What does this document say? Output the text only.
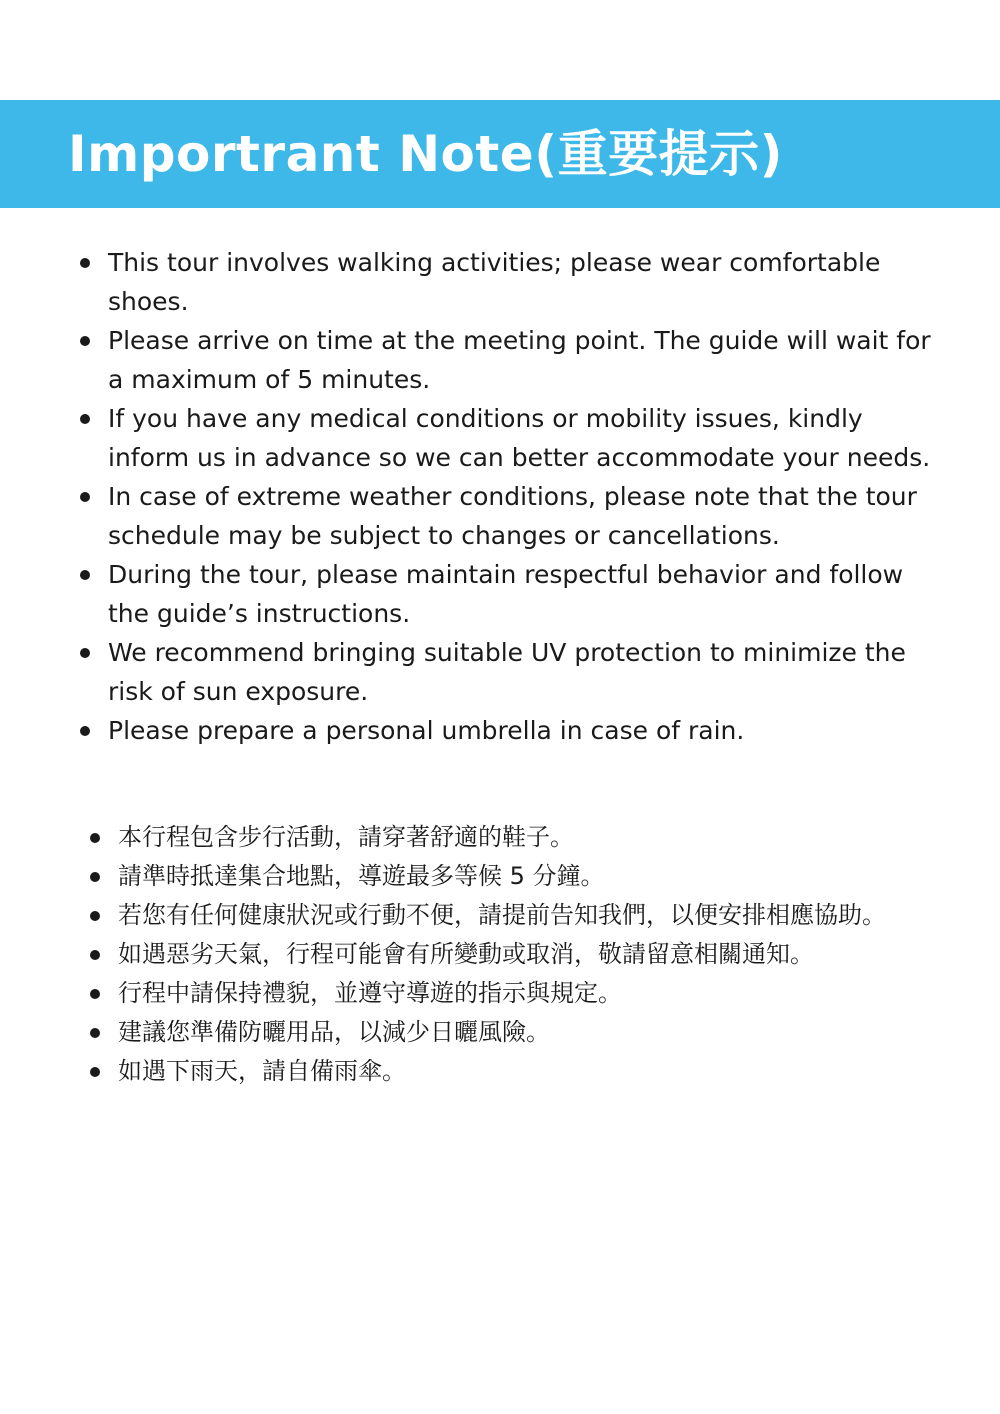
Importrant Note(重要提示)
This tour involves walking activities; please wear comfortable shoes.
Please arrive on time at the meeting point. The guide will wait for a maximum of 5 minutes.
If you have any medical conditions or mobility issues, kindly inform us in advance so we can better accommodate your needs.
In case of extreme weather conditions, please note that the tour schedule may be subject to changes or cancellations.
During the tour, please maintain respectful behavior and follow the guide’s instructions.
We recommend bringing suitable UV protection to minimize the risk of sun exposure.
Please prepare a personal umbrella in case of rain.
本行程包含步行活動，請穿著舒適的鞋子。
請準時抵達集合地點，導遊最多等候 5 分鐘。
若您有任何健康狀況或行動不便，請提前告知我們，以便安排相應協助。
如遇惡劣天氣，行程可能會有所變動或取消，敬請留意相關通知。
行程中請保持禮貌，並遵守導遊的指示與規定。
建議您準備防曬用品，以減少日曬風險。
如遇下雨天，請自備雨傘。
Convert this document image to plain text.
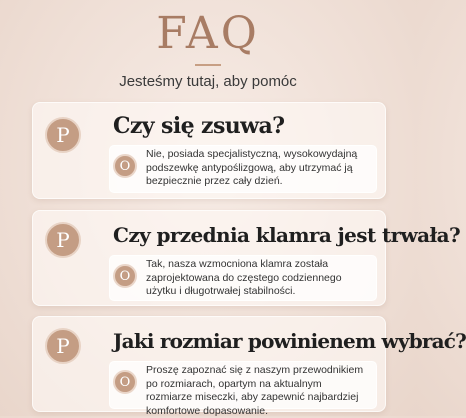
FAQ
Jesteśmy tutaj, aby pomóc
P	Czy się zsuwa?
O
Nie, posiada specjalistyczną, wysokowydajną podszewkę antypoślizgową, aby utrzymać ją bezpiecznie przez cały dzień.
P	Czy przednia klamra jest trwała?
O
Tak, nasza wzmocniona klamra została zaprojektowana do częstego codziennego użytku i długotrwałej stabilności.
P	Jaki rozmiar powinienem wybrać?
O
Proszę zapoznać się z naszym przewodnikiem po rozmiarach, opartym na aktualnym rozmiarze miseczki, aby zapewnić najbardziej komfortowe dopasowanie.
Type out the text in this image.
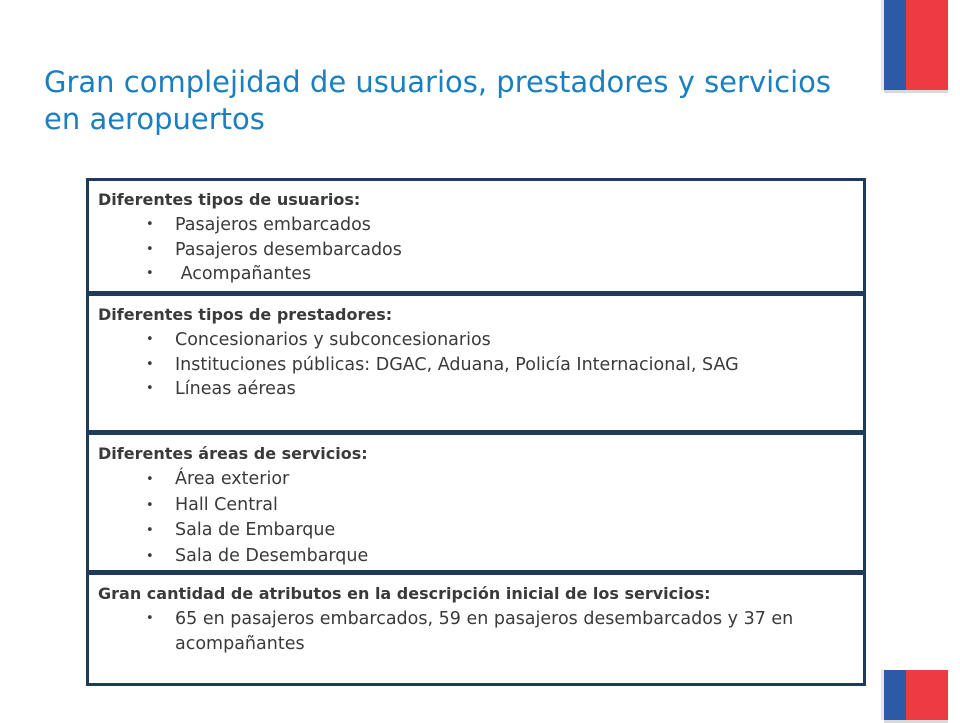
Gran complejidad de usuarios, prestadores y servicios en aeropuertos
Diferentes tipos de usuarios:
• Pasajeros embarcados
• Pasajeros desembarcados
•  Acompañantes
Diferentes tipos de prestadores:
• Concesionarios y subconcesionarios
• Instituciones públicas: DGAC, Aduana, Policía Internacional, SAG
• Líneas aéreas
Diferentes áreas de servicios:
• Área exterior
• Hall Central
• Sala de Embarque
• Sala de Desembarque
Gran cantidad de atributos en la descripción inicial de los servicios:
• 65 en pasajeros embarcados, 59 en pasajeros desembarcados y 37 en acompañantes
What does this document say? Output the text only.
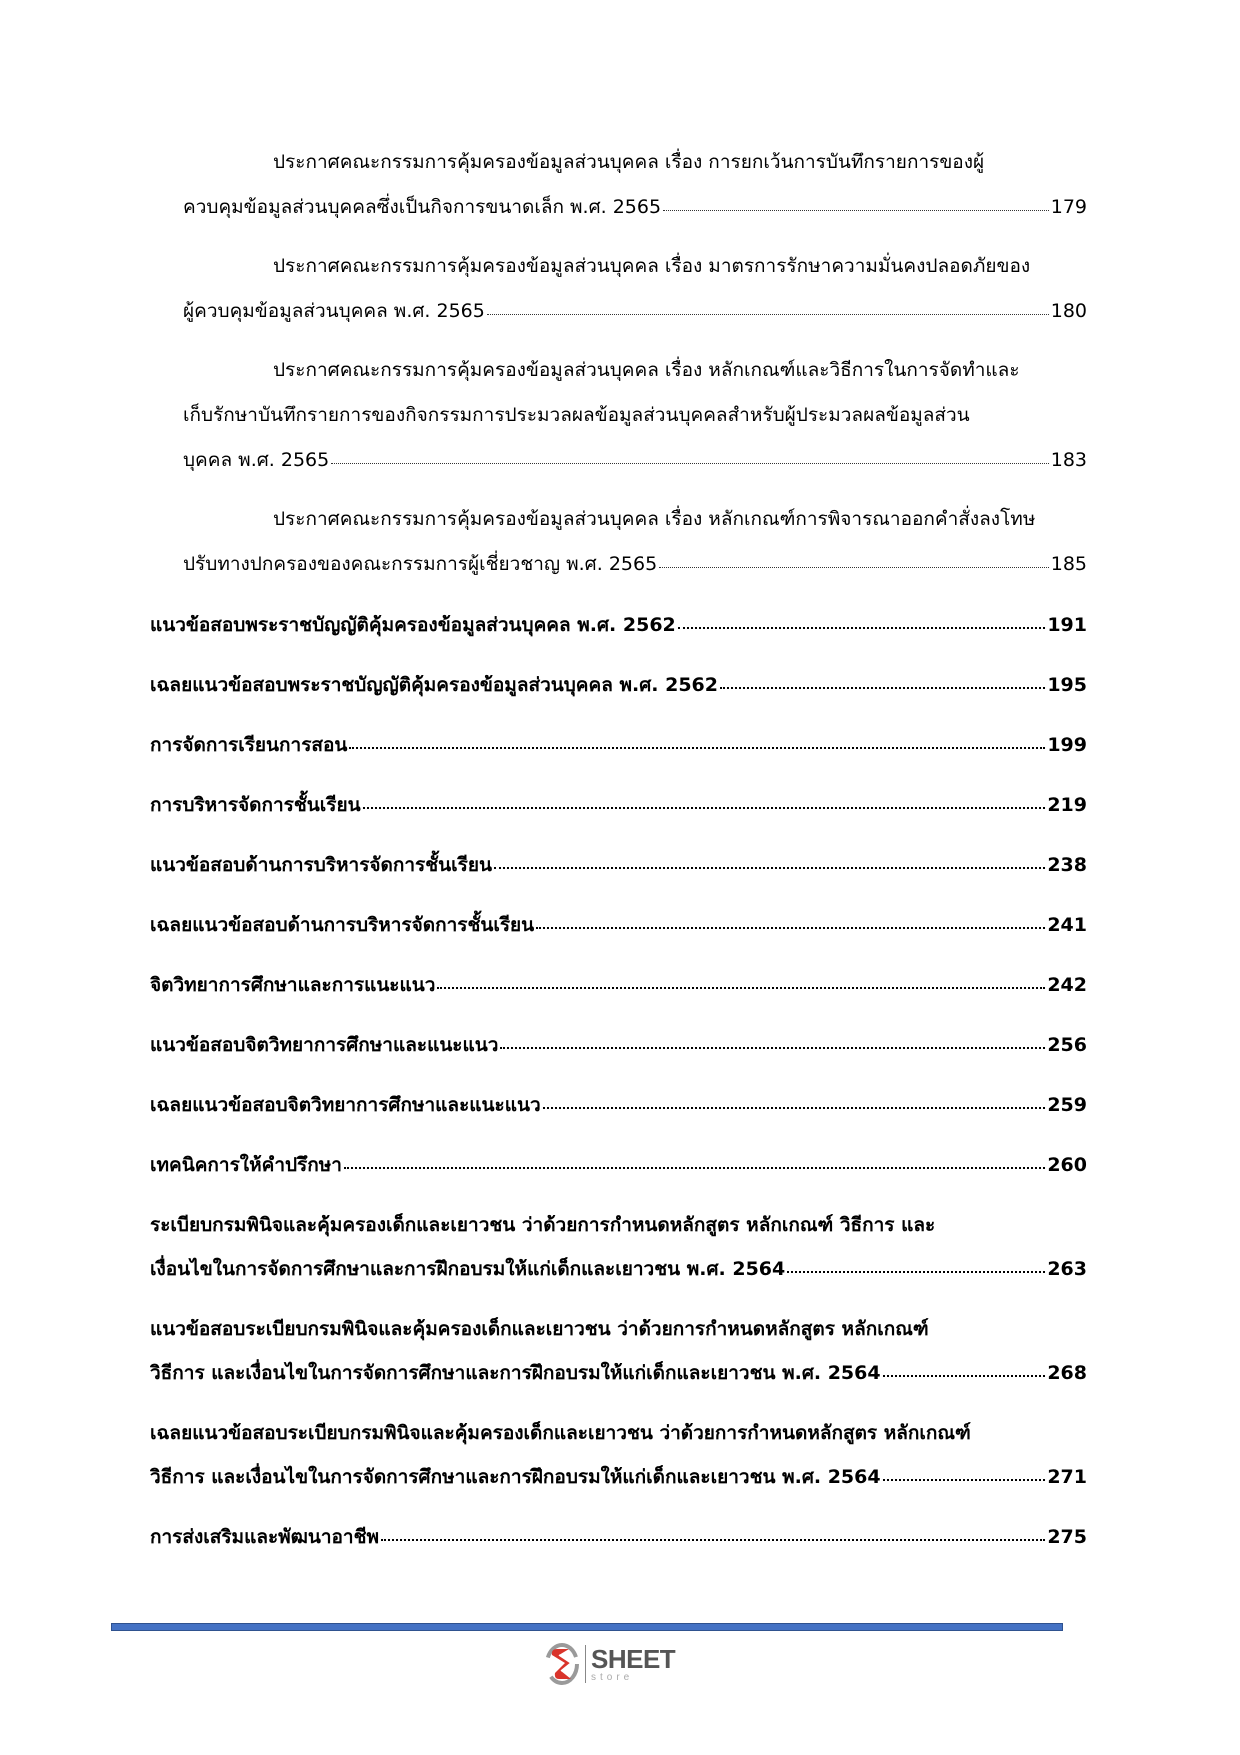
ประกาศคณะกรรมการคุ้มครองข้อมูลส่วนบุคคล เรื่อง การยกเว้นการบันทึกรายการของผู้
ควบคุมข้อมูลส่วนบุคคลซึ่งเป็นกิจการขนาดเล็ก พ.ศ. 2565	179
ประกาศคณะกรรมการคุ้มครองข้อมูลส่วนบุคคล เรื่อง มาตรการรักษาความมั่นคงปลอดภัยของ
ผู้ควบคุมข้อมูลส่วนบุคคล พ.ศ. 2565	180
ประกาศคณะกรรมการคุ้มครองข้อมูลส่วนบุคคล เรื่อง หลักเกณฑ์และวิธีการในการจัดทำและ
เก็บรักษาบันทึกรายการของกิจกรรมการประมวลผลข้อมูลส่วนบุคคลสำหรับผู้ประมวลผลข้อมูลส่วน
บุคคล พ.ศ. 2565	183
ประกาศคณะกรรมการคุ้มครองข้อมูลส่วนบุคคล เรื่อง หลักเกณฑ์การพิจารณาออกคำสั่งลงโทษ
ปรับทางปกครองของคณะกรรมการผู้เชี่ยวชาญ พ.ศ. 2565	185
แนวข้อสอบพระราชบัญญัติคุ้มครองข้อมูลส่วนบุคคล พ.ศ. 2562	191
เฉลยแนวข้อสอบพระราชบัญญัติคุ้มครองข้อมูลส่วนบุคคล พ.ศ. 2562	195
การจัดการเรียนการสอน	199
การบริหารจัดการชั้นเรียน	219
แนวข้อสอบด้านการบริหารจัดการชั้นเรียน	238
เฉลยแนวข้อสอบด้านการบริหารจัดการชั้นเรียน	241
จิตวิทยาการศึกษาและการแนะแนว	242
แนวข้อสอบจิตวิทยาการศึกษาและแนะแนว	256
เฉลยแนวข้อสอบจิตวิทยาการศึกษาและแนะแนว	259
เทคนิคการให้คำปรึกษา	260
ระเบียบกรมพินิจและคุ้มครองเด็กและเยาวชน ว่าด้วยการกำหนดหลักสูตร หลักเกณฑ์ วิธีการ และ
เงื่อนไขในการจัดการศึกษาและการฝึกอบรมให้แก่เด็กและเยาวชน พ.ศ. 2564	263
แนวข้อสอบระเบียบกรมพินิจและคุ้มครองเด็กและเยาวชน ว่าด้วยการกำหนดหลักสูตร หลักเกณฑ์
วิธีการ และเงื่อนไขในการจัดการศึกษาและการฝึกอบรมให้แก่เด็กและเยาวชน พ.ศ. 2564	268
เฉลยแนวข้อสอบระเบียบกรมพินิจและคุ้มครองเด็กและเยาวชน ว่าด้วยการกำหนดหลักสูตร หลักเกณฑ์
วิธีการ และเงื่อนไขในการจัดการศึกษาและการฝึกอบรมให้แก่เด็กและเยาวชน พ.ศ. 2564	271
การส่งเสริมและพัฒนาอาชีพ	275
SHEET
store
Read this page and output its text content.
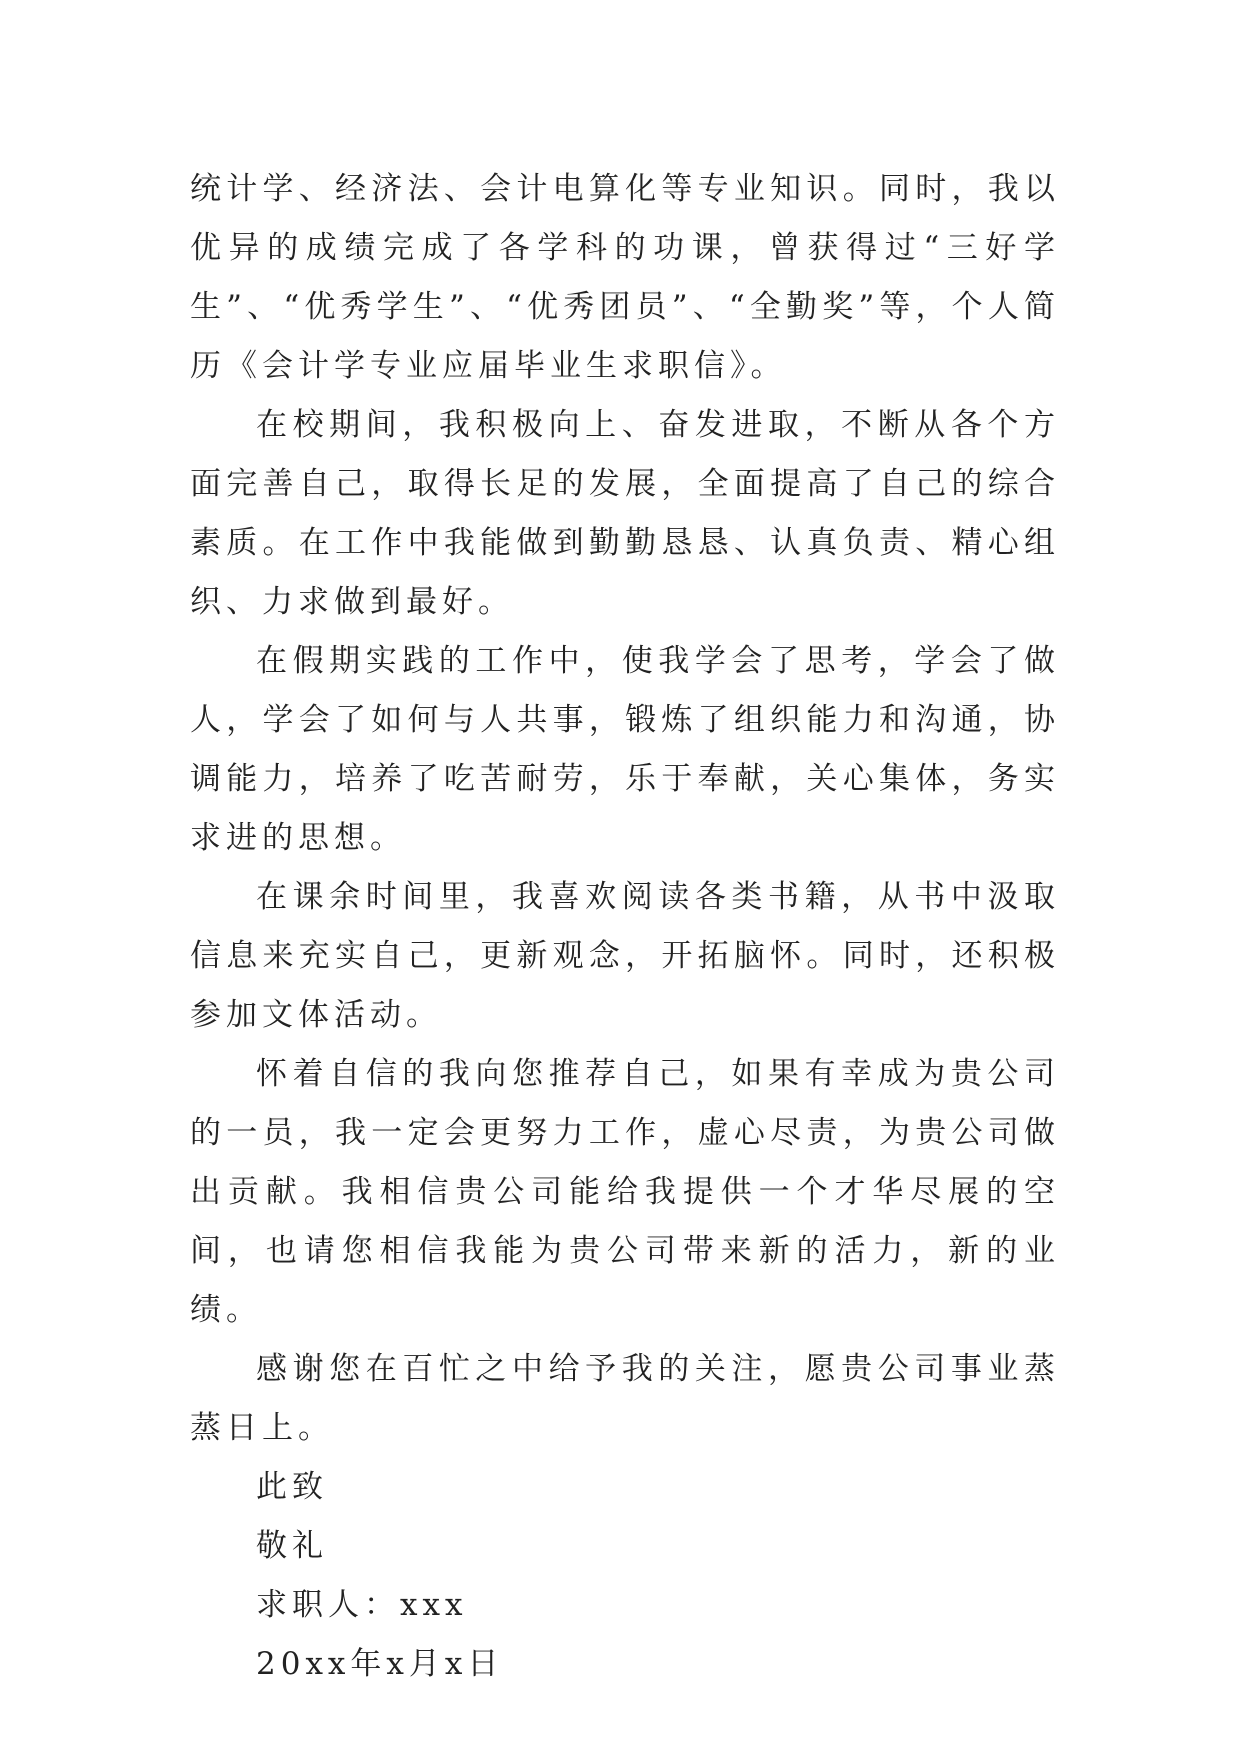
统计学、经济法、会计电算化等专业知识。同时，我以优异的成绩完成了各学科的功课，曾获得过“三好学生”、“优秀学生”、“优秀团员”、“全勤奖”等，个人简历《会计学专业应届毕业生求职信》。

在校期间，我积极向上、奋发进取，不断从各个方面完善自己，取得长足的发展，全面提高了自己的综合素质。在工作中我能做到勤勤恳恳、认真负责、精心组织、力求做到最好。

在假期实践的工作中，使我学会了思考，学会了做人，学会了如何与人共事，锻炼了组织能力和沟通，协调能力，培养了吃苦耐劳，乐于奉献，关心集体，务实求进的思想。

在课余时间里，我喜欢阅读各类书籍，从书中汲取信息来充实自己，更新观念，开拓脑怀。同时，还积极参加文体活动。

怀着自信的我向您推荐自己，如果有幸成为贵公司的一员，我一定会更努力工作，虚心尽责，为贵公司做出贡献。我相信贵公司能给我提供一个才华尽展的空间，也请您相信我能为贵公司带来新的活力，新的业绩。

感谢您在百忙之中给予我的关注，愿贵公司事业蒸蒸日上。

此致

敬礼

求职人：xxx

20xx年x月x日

### Task objective
Lines holding the word "image" in the entries above are the ones to pull out. Copy them all.

### Answer to this problem
Convert this document image to plain text.
Type out the text in this image.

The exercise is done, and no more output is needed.